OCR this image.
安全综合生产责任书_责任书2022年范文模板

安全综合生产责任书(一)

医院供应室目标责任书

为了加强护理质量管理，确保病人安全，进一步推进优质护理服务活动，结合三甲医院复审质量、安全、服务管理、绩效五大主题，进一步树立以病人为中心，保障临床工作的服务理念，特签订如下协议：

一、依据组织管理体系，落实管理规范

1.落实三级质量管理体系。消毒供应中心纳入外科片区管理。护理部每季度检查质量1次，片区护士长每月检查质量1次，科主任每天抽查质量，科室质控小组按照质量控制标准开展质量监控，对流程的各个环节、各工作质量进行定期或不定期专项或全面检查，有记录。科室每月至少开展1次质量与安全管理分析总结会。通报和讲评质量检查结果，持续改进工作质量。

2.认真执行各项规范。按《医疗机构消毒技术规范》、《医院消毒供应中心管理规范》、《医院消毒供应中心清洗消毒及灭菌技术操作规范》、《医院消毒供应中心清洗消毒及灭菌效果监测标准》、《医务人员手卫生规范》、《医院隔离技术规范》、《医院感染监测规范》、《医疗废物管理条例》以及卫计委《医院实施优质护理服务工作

·····

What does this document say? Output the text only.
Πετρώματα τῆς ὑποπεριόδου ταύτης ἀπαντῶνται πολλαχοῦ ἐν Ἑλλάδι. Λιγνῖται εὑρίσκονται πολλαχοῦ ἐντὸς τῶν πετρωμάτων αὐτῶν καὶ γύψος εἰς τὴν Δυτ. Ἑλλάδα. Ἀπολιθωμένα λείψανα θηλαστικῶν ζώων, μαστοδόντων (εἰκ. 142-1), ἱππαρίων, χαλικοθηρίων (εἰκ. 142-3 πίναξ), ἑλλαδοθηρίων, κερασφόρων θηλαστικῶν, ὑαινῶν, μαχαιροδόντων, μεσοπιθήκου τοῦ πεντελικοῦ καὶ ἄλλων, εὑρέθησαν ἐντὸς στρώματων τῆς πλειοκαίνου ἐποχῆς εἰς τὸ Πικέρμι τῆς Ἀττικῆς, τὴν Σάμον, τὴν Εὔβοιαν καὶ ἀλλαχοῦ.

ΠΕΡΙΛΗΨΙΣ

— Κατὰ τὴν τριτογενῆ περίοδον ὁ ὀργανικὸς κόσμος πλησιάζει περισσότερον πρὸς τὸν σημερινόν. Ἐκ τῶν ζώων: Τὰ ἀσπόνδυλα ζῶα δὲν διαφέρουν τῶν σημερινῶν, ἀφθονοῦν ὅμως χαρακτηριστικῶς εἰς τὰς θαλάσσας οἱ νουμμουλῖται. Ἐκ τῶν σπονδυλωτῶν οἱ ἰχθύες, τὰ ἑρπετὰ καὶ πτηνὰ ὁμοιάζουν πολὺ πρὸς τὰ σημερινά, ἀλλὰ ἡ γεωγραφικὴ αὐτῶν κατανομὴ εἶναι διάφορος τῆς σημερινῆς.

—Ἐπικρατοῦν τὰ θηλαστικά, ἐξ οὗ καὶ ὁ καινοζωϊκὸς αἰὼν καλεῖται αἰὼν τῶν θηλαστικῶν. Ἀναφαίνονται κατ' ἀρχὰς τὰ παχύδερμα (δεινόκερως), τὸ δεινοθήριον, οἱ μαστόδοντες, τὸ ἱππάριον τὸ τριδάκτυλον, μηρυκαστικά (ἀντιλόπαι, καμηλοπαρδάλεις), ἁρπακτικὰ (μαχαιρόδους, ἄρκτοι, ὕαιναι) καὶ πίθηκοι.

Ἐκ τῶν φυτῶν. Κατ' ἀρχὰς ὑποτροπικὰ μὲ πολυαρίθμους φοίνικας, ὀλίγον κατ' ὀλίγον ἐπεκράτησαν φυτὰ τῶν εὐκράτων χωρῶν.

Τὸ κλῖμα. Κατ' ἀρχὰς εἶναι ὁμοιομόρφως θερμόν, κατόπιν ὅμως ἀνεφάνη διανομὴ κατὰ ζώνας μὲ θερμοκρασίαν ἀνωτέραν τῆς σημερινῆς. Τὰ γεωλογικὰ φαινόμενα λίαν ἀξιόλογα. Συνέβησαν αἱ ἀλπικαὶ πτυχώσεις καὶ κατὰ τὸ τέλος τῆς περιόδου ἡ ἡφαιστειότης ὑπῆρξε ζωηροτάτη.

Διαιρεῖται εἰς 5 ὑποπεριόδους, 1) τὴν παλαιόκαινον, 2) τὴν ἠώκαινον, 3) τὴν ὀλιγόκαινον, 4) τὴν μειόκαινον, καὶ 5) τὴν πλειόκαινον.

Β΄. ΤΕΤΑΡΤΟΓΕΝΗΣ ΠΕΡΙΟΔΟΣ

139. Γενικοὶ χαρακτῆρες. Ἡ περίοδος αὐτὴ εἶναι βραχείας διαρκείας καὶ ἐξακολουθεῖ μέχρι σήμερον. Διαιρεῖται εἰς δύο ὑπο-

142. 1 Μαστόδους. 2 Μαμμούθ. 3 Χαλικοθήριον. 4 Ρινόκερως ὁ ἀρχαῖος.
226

·····

**Written task**. Return each line of the data that contains the string "this".

**Output of the exercise**.
OCR this image.
What does this document say? Output the text only.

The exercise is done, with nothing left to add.